-- start --

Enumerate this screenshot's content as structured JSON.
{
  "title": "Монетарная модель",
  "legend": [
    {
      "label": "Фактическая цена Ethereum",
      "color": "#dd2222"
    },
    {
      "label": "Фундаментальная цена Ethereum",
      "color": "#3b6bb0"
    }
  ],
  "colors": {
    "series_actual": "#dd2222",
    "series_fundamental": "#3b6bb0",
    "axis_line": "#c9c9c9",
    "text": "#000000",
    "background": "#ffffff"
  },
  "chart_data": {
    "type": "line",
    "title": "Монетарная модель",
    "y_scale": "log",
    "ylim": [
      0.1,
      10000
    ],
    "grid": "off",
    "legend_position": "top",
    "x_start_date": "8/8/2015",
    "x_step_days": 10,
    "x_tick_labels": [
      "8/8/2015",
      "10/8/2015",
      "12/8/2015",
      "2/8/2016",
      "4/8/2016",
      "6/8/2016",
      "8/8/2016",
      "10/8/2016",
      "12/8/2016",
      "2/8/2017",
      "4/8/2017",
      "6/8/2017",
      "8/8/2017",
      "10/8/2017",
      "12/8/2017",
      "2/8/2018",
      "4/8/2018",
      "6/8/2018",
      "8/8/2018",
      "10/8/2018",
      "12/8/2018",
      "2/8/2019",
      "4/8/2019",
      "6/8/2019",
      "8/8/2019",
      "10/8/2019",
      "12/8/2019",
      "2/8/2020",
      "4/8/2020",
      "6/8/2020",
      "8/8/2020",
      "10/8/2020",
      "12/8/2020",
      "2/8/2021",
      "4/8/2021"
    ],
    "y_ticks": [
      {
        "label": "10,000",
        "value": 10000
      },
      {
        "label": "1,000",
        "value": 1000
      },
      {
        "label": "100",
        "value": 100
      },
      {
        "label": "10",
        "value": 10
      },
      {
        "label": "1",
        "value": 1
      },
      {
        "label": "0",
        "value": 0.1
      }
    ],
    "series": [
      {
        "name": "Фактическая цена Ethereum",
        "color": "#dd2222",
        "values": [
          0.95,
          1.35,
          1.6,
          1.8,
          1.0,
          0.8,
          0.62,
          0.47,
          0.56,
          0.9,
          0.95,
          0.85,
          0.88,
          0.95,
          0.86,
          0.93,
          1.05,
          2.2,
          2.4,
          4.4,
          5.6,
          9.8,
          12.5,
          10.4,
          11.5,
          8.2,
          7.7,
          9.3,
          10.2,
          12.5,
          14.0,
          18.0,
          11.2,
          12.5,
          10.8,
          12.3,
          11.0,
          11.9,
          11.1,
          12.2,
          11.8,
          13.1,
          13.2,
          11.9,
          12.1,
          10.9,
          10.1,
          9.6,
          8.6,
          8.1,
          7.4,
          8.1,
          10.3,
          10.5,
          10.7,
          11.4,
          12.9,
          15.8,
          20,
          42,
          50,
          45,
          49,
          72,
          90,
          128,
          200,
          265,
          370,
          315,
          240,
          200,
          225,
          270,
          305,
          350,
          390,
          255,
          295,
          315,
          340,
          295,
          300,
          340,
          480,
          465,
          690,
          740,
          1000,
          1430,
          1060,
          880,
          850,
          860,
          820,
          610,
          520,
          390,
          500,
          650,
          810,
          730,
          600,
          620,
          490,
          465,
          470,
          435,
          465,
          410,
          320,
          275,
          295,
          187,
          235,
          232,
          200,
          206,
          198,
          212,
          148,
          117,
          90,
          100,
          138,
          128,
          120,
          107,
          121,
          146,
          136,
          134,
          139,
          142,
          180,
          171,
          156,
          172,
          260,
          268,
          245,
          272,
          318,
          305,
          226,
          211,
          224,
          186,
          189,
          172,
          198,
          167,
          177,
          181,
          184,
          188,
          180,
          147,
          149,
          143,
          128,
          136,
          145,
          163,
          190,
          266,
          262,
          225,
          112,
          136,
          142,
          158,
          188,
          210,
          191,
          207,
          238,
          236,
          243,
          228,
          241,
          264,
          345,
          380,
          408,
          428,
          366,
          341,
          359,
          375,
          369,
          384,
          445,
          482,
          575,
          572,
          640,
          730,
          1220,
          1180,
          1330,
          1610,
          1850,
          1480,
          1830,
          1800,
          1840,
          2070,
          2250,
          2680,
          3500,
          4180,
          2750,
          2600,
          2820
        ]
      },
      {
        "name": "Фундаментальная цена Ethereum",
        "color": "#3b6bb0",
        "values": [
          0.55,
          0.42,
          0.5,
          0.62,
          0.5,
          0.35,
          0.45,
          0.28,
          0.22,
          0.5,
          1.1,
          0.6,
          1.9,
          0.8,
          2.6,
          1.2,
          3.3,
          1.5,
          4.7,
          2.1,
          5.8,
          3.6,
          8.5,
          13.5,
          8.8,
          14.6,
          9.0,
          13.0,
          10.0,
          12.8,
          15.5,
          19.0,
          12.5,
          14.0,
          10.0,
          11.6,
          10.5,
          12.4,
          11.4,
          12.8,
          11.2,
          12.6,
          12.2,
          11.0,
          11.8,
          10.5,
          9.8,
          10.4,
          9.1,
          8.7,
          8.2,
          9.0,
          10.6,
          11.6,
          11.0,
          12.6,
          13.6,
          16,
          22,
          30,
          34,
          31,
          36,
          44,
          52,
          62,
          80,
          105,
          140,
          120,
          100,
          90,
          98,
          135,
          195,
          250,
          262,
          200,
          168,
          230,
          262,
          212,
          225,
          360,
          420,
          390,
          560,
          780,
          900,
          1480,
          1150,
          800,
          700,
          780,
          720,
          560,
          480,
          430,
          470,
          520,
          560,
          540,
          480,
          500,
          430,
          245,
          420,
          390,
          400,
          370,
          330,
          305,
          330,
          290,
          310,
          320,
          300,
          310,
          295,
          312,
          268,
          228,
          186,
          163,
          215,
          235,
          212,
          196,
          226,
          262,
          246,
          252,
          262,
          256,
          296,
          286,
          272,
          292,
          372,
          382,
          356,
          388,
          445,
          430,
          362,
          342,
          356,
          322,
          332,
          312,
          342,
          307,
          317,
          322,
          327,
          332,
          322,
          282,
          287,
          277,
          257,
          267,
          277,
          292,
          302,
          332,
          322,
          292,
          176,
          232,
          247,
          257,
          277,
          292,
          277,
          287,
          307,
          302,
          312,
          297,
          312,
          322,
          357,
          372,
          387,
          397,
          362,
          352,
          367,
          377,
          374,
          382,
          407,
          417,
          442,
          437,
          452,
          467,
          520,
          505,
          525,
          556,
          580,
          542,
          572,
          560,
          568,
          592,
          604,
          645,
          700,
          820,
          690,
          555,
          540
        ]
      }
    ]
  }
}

-- end --

◆ **SET TASK**
Report how many lines in the records above contain the word "Фундаментальная", giving only the number.

◆ **WRITTEN ANSWER**
2